● WHAT TO DO: Find all lines in the listing that include the word "Choose", then copy them.

● SUPPLIED MATERIAL:
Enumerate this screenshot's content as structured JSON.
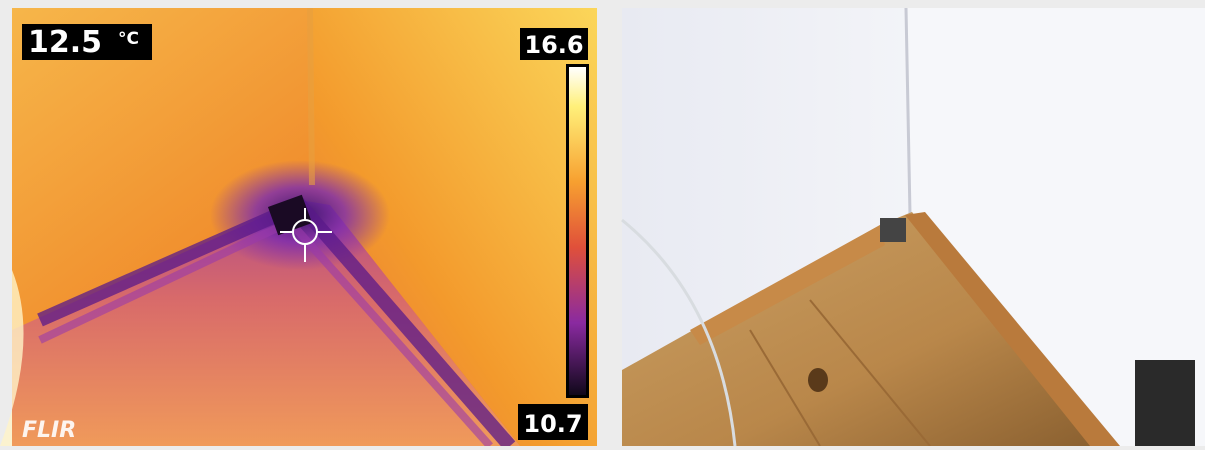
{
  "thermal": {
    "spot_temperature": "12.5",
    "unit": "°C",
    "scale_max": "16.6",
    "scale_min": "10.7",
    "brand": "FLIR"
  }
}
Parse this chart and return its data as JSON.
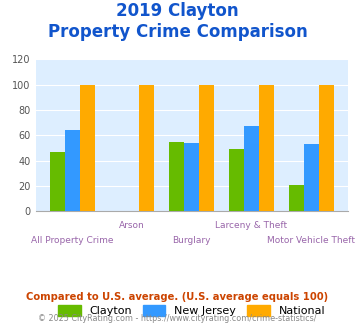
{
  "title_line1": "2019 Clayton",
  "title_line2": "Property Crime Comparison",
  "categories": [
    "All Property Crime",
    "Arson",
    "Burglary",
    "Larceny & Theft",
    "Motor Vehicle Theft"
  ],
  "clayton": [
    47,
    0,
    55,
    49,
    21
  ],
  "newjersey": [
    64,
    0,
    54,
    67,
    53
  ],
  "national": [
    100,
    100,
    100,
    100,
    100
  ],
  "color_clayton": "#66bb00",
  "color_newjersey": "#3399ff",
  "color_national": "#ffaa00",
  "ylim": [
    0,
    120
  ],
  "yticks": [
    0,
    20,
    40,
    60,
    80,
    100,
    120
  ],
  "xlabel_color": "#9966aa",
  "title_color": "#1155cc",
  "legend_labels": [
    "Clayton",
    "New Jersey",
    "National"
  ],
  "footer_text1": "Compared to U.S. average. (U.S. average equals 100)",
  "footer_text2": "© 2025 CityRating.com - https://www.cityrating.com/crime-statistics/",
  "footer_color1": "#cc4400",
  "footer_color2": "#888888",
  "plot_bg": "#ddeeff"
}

...

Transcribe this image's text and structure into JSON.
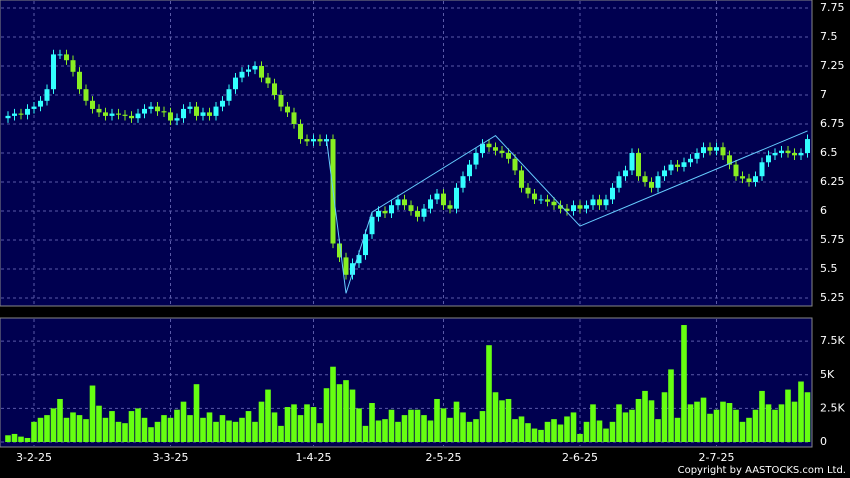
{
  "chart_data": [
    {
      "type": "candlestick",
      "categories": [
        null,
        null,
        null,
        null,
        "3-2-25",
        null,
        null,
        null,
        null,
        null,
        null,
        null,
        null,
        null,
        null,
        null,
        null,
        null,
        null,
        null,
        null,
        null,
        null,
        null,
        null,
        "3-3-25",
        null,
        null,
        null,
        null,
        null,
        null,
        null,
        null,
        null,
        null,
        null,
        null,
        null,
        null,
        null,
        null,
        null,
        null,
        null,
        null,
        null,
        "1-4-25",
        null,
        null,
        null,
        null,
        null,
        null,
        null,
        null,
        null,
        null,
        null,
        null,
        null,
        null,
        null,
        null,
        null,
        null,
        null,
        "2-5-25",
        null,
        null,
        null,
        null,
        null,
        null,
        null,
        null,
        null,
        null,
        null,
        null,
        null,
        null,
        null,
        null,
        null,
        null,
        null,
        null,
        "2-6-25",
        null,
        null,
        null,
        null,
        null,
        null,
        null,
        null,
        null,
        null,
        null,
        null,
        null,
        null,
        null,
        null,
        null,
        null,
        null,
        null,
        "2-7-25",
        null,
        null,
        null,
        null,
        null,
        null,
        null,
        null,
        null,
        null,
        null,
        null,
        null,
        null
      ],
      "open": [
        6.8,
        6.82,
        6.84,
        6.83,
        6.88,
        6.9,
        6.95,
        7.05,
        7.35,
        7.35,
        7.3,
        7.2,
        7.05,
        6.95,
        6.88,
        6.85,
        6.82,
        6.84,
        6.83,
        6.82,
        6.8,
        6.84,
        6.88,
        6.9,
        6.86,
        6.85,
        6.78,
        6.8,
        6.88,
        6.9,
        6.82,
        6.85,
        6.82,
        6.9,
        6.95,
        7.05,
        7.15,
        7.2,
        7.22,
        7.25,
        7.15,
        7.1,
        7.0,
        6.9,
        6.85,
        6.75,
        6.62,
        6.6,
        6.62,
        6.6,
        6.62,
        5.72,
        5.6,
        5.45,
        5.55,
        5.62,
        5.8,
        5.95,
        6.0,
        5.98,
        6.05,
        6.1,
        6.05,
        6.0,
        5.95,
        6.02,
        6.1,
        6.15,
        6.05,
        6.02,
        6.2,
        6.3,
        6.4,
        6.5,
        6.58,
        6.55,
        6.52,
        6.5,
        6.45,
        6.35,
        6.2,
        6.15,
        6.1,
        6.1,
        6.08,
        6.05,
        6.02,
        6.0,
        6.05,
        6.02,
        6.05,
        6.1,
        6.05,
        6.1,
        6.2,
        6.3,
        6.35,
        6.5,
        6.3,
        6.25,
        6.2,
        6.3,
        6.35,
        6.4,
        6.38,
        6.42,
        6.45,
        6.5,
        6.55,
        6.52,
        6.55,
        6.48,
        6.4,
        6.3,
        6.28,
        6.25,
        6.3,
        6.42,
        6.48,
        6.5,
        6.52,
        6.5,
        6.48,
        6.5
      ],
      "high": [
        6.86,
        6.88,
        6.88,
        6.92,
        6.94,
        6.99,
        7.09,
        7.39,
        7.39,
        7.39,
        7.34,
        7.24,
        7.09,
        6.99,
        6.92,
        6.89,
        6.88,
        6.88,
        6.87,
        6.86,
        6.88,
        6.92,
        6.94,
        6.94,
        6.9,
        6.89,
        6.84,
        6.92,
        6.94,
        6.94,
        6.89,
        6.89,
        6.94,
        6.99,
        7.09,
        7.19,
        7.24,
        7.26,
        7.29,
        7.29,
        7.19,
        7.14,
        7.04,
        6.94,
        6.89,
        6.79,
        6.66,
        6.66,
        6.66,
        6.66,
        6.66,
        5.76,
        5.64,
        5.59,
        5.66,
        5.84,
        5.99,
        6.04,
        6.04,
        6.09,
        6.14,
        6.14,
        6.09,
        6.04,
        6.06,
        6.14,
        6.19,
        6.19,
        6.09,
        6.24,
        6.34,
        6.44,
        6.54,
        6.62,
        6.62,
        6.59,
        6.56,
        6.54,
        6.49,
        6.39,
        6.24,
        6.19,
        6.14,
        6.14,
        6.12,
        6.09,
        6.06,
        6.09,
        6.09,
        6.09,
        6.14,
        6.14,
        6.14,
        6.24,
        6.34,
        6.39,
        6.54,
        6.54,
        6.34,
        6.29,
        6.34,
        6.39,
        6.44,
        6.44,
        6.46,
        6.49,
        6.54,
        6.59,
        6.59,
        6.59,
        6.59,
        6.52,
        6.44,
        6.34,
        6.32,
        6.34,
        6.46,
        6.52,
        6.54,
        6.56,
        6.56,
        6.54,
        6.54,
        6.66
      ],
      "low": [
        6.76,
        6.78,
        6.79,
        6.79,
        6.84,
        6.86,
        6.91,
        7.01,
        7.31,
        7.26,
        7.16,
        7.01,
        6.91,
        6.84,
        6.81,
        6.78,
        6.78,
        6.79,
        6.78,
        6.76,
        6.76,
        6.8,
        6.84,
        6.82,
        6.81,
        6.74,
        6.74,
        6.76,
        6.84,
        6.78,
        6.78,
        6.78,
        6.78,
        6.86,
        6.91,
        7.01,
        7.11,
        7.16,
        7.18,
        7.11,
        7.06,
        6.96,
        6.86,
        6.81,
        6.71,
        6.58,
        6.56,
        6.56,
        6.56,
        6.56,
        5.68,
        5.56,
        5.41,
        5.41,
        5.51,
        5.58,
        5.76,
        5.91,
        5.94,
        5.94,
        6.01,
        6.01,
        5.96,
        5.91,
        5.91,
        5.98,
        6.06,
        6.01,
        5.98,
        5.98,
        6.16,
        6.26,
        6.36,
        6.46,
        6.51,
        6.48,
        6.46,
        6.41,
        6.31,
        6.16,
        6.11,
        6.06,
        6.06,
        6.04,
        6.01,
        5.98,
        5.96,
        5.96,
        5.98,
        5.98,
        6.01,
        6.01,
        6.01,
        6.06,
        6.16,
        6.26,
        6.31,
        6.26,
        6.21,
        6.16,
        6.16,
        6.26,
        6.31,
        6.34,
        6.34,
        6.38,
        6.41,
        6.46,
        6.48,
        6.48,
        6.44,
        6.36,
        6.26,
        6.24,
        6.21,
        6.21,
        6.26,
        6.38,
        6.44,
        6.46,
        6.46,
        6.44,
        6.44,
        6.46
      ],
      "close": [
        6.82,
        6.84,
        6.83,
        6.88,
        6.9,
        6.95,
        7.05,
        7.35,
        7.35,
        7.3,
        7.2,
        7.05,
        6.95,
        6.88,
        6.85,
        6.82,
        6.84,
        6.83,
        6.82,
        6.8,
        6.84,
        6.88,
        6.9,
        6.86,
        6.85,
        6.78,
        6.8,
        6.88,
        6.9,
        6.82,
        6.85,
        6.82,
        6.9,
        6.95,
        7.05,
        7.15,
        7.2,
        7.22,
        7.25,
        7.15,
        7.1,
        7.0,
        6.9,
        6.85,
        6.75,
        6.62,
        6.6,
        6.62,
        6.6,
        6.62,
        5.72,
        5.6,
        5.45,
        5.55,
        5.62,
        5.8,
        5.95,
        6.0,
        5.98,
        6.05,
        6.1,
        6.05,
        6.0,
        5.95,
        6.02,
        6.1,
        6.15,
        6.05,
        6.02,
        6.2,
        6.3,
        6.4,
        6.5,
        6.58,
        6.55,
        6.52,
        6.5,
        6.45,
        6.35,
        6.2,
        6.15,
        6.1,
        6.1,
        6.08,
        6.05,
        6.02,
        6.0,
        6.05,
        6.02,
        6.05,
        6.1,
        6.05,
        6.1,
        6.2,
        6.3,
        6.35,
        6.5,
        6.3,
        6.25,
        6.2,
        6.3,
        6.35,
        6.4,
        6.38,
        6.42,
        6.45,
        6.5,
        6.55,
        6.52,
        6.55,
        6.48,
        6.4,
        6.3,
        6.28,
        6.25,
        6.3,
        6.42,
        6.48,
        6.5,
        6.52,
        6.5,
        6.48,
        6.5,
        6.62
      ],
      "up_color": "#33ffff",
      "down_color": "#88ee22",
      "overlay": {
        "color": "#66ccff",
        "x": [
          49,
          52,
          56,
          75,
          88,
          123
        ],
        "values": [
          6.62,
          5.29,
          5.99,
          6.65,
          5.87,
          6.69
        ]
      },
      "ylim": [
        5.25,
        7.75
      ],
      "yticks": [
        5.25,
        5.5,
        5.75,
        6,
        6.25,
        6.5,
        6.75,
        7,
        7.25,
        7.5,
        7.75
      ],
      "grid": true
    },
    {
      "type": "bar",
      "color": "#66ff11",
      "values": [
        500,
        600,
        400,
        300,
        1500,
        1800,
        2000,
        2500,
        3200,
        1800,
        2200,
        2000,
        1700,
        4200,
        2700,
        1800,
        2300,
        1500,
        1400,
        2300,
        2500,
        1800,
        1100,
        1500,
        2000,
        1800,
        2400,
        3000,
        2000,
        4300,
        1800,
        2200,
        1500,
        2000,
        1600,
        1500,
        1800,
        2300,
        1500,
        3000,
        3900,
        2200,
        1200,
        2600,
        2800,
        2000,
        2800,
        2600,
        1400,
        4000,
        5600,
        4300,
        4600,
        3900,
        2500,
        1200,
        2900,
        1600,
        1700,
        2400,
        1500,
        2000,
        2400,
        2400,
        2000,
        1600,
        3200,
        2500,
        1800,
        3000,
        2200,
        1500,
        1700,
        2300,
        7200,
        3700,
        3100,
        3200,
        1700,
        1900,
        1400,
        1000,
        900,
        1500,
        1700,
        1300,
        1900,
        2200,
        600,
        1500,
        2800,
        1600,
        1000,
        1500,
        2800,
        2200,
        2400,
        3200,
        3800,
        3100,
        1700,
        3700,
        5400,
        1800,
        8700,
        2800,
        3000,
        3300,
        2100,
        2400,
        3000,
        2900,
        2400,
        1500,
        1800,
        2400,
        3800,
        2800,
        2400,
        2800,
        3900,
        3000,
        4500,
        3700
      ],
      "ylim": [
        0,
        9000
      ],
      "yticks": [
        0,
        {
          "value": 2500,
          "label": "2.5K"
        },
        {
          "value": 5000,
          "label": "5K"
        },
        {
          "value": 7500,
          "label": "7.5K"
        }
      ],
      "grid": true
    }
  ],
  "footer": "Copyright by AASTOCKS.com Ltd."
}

--

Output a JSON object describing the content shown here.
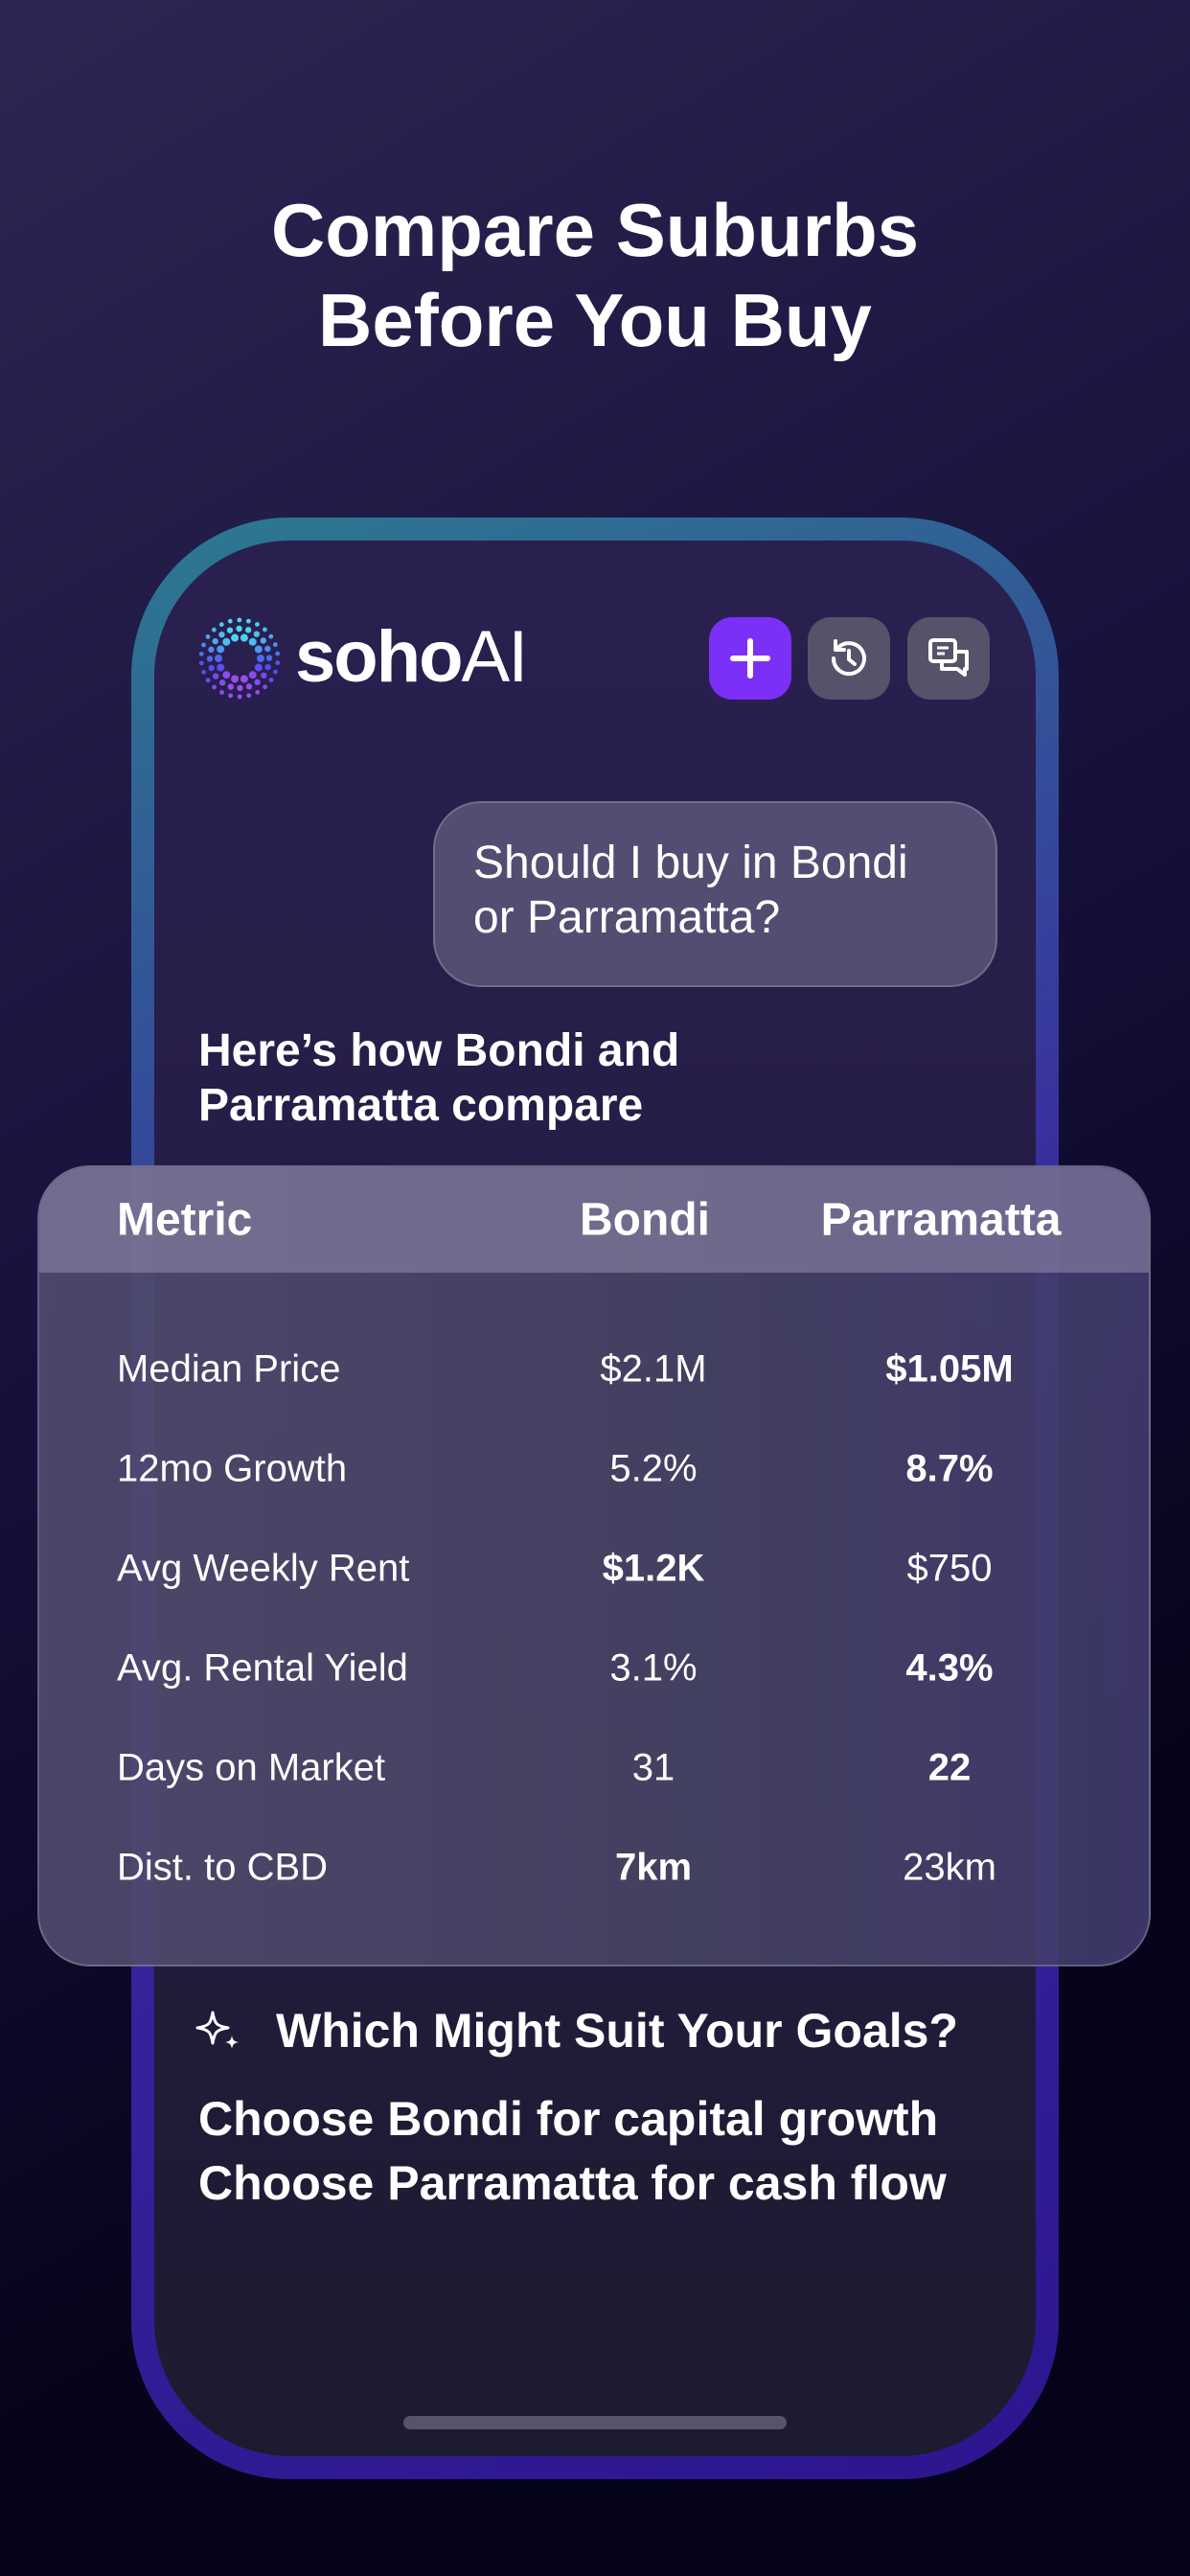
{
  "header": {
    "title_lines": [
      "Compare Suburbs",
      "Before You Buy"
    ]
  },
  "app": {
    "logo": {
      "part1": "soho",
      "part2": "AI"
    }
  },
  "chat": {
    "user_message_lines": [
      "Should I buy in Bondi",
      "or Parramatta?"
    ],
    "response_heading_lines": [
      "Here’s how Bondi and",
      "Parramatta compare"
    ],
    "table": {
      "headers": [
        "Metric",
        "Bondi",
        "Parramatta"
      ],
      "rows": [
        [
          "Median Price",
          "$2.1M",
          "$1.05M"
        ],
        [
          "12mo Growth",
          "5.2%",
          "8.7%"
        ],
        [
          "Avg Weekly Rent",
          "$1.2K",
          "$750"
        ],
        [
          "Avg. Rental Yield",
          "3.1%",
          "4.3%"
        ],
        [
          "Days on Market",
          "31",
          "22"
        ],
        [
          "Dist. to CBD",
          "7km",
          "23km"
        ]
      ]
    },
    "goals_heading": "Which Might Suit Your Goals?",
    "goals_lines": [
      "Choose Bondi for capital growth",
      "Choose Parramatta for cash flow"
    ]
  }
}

● OUTPUT BELOW:
      "Choose Bondi for capital growth",
      "Choose Parramatta for cash flow"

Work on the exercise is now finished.